## Begin
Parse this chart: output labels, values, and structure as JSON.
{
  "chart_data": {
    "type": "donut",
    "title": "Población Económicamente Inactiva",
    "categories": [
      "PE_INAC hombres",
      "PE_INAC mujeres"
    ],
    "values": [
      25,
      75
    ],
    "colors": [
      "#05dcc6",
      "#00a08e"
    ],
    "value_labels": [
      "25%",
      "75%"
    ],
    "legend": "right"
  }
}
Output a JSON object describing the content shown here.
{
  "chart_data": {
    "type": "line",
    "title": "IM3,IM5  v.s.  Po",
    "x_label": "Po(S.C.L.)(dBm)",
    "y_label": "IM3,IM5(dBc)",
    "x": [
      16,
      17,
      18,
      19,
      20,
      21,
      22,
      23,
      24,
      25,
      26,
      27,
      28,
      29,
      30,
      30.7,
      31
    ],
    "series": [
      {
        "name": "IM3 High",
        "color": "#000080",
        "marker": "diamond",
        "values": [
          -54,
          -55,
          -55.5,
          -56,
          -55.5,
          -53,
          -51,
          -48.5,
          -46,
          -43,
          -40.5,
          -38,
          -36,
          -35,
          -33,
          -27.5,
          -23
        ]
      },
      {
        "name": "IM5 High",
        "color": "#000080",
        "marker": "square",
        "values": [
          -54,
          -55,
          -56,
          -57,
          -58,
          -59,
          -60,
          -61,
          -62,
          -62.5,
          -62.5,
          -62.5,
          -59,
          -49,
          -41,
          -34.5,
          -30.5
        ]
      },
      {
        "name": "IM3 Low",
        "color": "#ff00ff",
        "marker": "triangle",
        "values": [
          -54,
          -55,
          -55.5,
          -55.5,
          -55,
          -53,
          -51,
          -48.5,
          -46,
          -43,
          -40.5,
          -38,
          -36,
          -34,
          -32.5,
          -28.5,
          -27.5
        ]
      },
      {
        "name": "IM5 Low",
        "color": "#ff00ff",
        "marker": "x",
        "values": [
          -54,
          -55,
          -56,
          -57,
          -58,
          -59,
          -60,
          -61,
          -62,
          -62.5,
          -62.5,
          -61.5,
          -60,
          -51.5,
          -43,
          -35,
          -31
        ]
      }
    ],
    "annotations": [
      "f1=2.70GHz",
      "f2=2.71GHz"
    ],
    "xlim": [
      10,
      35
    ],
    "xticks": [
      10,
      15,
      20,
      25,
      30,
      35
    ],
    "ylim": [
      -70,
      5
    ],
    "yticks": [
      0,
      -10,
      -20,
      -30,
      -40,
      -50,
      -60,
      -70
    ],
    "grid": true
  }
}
## End
Exercise: Pick out each line that holds the string "name".

Exercise response:
        "name": "IM3 High",
        "name": "IM5 High",
        "name": "IM3 Low",
        "name": "IM5 Low",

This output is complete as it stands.